[TAREFA A CUMPRIR]:
Transcreva do texto sobre o Figueirense o trecho entre "Perder em casa" e "abertura do returno.", inclusive.

[TEXTO EM ESTUDO]:
○ ○ ○ ○

Perder em casa para um concorrente direto pela fuga da zona do rebaixamento não estava nos planos do Figueirense nessa reta final do Campeonato Brasileiro. Mas nem tudo está perdido em Florianópolis, o time catarinense pretende aproveitar-se do fato de ainda jogar três partidas dentro de casa. A boa sorte na tabela, entretanto, é uma faca de dois cortes para os catarinenses. Se por um lado joga diante de sua torcida, por outro lado o aproveitamento do time em casa é pífio. O time acumula quatro derrotas, dois empates e apenas uma vitória no estádio Orlando Scarpelli, diante da Portuguesa na abertura do returno.
"O funil está se fechando e nós temos que manter a tranqüilidade e matar os jogos em casa, principalmente, no sábado, já que no outro final de semana iremos jogar contra o São Paulo, que estará lutando pelo título", analisou o zagueiro Asprilla, que atuou na derrota contra o Fluminense por 1 a 0. Debaixo de muita chuva, o confronto contra os cariocas foi reiniciado aos 15 minutos de jogo, uma vez que a falta de luz no estádio obrigou o árbitro a cancelar a partida que começou no dia 30 de outubro e continuou somente na última quarta-feira.
Asprilla, que nesta partida sofreu um entorse no tornozelo mas não corre risco de ficar fora do próximo jogo, lamentou o resultado adverso. "A gente lutou do começo ao fim. Nos 15 minutos iniciais da última quinta-feira a equipe entrou apagada. Já neste início de jogo, a equipe entrou atenta do início ao fim, mas, infelizmente, a bola não entrou", disse.
Agora, o Figueirense aposta suas fichas na partida contra outro concorrente direto no rebaixamento. A equipe recebe o Atlético-PR, que ocupa uma posição acima da sua na tabela. "Nós temos dois ou três dias para trabalhar pensando somente no Atlético-PR, porque vai ser um jogo importante para nós", afirmou Asprilla.

○ ○ ○ ○

[DADOS FORNECIDOS]:
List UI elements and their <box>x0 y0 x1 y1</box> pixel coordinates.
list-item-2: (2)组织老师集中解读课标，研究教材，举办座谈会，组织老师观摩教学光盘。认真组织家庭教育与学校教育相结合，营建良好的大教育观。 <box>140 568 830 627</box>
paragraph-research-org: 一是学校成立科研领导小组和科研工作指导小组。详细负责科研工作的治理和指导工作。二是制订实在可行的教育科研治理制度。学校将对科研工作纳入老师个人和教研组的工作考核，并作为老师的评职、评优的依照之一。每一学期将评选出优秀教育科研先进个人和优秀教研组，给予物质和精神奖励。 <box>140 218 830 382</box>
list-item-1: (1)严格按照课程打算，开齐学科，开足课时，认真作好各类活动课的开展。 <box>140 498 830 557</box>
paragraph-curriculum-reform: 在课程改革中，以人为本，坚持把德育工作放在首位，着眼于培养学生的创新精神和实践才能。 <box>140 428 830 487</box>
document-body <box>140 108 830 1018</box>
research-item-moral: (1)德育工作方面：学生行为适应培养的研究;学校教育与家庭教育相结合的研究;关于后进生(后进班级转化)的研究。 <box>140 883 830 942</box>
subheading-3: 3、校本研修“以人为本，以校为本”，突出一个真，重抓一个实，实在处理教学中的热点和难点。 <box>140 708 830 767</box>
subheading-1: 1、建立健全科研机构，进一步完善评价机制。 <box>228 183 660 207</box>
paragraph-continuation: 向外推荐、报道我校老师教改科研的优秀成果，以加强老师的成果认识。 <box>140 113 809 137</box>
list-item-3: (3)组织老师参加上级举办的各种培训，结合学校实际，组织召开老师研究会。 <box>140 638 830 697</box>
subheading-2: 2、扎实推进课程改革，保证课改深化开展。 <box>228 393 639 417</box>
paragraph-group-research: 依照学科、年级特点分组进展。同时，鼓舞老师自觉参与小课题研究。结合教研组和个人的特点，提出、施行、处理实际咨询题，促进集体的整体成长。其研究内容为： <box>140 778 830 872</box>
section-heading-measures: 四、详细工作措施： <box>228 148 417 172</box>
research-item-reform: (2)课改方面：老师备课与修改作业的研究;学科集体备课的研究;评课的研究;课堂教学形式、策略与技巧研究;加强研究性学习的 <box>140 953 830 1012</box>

○ ○ ○ ○

[RESULTADO DO EXERCÍCIO]:
Perder em casa para um concorrente direto pela fuga da zona do rebaixamento não estava nos planos do Figueirense nessa reta final do Campeonato Brasileiro. Mas nem tudo está perdido em Florianópolis, o time catarinense pretende aproveitar-se do fato de ainda jogar três partidas dentro de casa. A boa sorte na tabela, entretanto, é uma faca de dois cortes para os catarinenses. Se por um lado joga diante de sua torcida, por outro lado o aproveitamento do time em casa é pífio. O time acumula quatro derrotas, dois empates e apenas uma vitória no estádio Orlando Scarpelli, diante da Portuguesa na abertura do returno.